Task prompt: Report how many lines contain "fraction"; state the number and nothing else.
═══ Supplied records ═══
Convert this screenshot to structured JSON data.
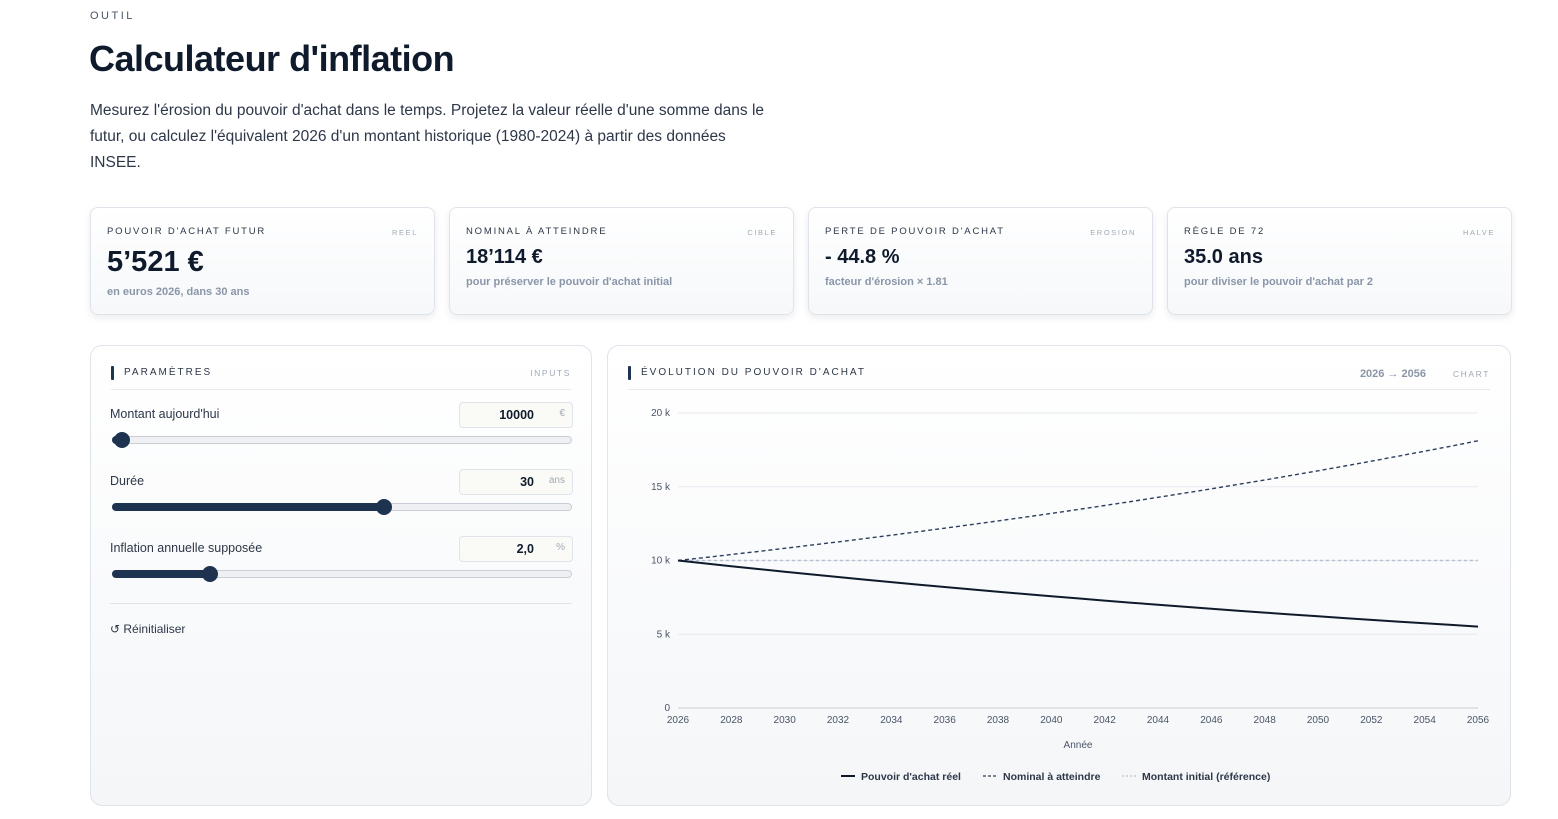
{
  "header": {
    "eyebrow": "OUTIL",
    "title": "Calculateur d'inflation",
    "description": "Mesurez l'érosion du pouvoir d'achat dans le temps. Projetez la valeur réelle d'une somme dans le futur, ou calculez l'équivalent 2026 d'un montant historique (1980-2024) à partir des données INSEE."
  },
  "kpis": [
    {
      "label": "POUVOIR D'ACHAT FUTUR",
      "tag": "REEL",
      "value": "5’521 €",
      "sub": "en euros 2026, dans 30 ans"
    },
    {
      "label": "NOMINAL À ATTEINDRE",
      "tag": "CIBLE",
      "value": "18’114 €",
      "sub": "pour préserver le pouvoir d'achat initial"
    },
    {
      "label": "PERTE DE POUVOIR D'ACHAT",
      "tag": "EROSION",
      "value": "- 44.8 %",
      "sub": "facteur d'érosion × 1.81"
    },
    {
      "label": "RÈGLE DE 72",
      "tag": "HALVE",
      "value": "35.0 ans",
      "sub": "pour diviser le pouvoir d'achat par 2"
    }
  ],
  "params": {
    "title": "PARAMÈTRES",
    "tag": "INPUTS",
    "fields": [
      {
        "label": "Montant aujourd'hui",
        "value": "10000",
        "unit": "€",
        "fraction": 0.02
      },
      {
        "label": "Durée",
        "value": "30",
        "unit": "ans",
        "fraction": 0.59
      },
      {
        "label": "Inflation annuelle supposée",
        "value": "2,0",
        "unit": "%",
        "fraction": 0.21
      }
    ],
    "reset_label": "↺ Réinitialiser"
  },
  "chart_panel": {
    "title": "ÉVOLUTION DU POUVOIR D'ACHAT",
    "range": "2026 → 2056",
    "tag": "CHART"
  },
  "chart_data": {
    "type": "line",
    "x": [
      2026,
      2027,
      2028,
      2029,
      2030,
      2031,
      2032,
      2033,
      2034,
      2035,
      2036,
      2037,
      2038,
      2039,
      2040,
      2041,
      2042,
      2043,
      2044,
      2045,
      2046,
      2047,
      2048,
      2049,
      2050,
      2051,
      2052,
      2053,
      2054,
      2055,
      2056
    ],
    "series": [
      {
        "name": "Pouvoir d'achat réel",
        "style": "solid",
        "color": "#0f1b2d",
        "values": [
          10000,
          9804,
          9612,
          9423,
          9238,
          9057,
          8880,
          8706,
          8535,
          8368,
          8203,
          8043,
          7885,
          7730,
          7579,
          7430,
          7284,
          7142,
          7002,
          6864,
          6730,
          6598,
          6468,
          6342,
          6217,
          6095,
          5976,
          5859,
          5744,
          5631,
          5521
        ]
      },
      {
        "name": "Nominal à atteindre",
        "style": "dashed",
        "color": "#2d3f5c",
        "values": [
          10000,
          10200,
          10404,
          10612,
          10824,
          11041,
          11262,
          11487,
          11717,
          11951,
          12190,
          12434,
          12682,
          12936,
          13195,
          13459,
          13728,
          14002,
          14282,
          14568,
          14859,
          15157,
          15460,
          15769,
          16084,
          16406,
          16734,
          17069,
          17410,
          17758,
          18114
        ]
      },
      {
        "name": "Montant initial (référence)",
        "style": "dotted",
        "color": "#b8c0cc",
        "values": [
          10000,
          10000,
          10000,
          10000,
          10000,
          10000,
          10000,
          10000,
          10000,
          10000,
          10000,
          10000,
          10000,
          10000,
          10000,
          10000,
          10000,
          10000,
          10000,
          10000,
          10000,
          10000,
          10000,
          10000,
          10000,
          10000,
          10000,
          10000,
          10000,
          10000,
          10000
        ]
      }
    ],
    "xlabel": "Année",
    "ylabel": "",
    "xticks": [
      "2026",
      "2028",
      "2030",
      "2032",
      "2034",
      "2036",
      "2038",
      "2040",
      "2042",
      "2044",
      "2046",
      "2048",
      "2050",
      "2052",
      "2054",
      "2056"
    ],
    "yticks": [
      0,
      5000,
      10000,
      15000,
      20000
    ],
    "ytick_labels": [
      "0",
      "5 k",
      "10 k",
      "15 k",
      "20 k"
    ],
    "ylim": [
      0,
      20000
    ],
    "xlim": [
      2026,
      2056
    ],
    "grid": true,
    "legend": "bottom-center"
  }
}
═══
Task result: 3